## Exercise
From the listing below, extract every line containing "régions".

>>

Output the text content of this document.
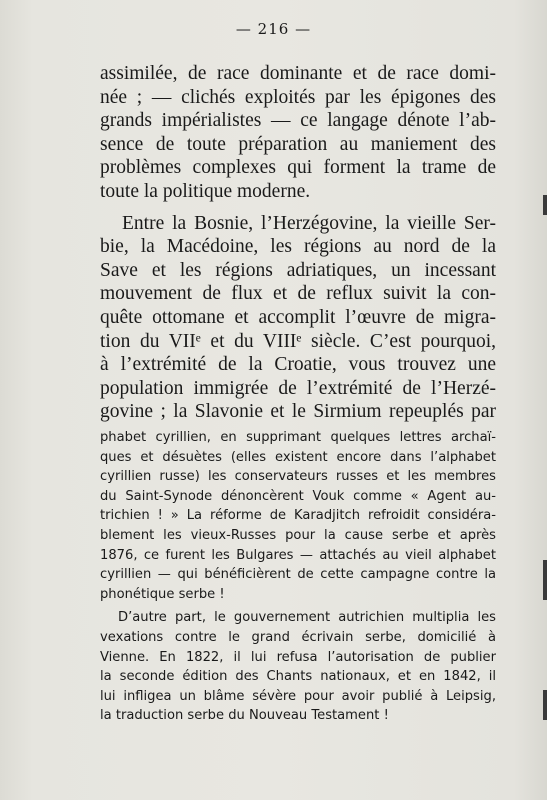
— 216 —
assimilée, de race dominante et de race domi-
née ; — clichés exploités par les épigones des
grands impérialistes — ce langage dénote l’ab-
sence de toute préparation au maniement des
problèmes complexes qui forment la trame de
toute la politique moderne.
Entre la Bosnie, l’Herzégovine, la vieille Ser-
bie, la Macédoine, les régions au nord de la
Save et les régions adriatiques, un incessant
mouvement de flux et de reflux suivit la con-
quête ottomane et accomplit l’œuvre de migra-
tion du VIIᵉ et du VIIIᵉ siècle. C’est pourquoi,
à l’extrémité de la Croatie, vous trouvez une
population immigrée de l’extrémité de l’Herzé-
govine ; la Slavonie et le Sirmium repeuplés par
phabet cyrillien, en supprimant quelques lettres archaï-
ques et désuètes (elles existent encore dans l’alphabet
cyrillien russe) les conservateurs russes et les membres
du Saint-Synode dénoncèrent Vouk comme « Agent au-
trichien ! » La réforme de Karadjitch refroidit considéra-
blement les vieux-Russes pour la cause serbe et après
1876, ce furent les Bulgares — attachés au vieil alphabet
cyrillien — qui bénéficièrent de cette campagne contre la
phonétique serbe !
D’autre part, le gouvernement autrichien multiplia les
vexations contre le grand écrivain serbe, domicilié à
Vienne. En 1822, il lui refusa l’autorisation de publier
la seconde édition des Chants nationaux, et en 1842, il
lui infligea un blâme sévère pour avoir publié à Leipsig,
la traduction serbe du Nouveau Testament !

<<

## Response to this exercise
bie, la Macédoine, les régions au nord de la
Save et les régions adriatiques, un incessant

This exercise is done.